#### [WHAT TO DO]
Return every record below exactly as written, omitting any pictures.

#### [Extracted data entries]
----
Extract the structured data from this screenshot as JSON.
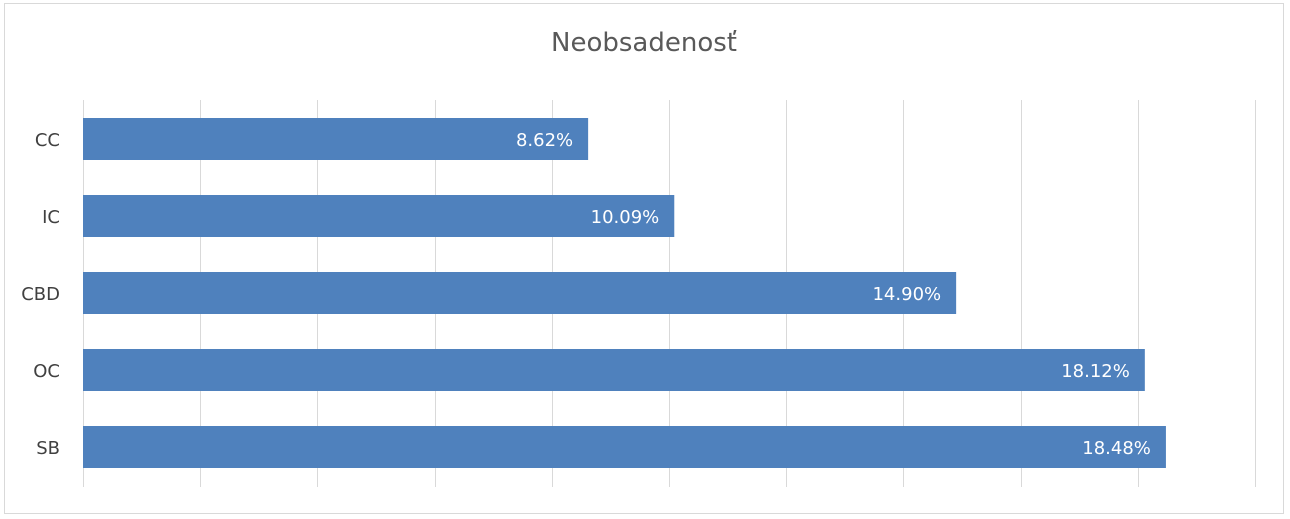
{
  "chart_data": {
    "type": "bar",
    "orientation": "horizontal",
    "title": "Neobsadenosť",
    "categories": [
      "CC",
      "IC",
      "CBD",
      "OC",
      "SB"
    ],
    "values": [
      8.62,
      10.09,
      14.9,
      18.12,
      18.48
    ],
    "data_labels": [
      "8.62%",
      "10.09%",
      "14.90%",
      "18.12%",
      "18.48%"
    ],
    "xlim": [
      0,
      20
    ],
    "grid": true,
    "bar_color": "#4F81BD",
    "gridline_color": "#d9d9d9"
  }
}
----
#### [SOLVED EXERCISE]
Extract the structured data from this screenshot as JSON.
{
  "chart_data": {
    "type": "bar",
    "orientation": "horizontal",
    "title": "Neobsadenosť",
    "categories": [
      "CC",
      "IC",
      "CBD",
      "OC",
      "SB"
    ],
    "values": [
      8.62,
      10.09,
      14.9,
      18.12,
      18.48
    ],
    "data_labels": [
      "8.62%",
      "10.09%",
      "14.90%",
      "18.12%",
      "18.48%"
    ],
    "xlim": [
      0,
      20
    ],
    "grid": true,
    "bar_color": "#4F81BD",
    "gridline_color": "#d9d9d9"
  }
}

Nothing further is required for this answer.